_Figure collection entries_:
*****

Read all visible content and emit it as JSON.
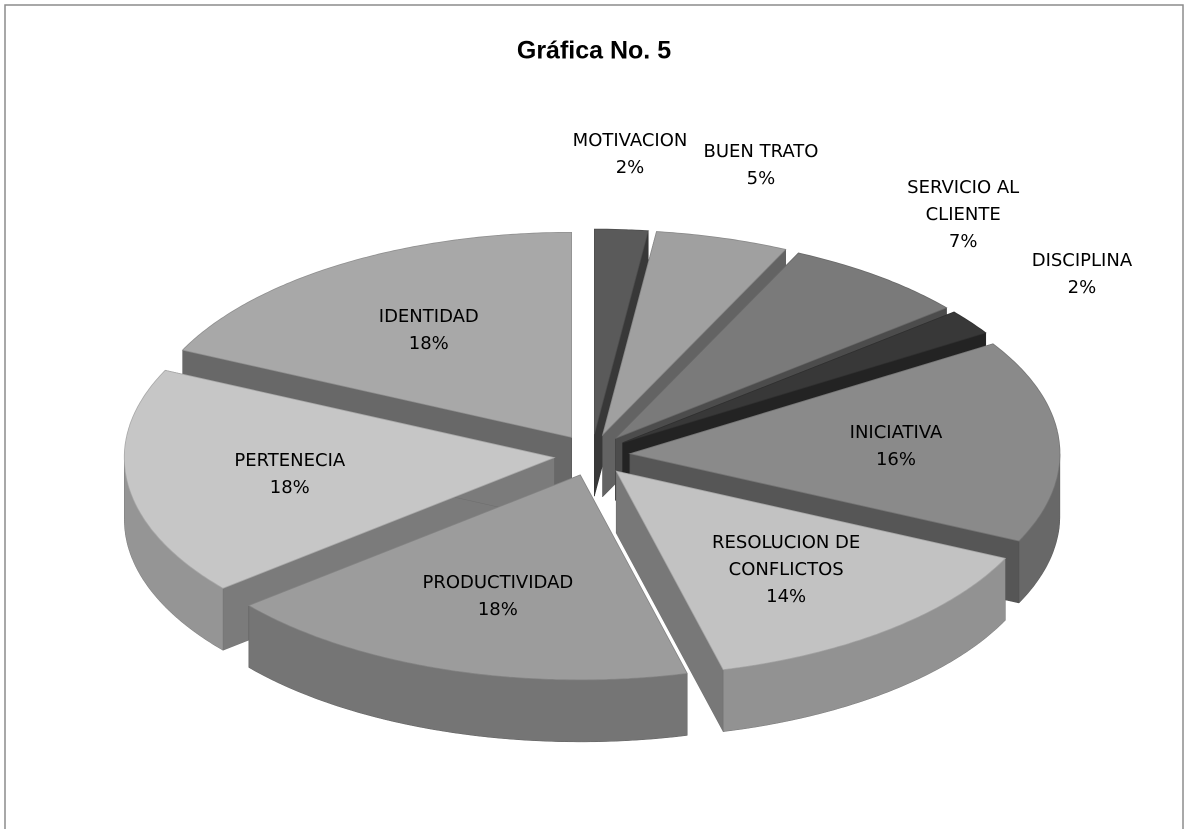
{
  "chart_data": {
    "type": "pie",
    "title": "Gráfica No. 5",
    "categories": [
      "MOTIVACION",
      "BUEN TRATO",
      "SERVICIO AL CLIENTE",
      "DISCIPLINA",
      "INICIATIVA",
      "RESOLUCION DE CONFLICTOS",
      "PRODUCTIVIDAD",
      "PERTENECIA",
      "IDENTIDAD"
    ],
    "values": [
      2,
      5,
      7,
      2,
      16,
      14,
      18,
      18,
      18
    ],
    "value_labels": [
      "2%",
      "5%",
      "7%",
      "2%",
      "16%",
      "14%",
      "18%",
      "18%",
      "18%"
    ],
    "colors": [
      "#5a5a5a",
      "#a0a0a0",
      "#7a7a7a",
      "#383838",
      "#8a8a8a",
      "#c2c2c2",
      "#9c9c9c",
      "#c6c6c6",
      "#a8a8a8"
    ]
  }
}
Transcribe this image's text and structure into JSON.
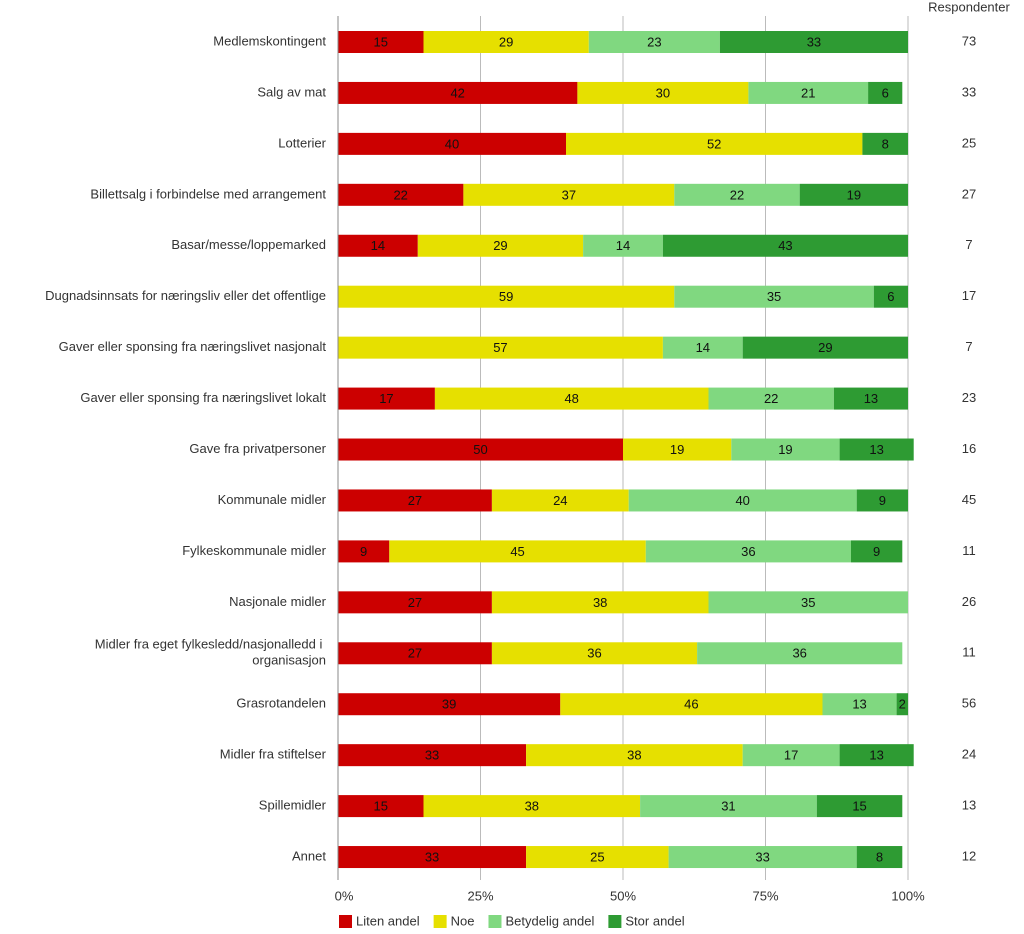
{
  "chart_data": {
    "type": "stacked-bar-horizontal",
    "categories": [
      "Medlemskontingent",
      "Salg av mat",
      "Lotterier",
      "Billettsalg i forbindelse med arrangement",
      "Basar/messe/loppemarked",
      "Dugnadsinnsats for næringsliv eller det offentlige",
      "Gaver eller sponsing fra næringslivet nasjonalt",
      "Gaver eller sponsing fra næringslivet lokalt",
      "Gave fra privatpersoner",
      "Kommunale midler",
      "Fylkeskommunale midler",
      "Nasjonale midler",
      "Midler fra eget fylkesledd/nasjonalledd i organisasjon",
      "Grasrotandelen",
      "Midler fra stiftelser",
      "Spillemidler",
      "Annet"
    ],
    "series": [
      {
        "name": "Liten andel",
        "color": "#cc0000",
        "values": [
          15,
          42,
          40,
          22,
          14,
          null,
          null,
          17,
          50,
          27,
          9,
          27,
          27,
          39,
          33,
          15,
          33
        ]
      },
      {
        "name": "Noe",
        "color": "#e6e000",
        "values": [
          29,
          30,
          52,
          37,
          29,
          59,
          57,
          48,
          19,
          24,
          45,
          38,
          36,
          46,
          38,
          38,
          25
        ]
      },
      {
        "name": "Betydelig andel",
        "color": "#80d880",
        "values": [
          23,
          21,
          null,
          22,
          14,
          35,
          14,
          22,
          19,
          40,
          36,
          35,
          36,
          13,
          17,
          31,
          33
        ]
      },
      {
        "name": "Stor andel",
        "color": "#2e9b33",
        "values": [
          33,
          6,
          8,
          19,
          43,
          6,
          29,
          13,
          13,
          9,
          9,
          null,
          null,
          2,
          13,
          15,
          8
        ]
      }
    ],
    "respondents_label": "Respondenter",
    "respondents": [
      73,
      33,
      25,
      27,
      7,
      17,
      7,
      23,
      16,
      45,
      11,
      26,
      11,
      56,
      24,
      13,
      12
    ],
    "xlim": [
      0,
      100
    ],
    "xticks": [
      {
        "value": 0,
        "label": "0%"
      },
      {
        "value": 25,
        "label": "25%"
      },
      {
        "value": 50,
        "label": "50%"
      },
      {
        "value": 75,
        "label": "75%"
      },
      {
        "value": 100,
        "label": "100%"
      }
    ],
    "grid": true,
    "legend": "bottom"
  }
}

*****

Search the data above for the word "sponsing", then gather each line in which it appears.

_Result of the exercise_:
      "Gaver eller sponsing fra næringslivet nasjonalt",
      "Gaver eller sponsing fra næringslivet lokalt",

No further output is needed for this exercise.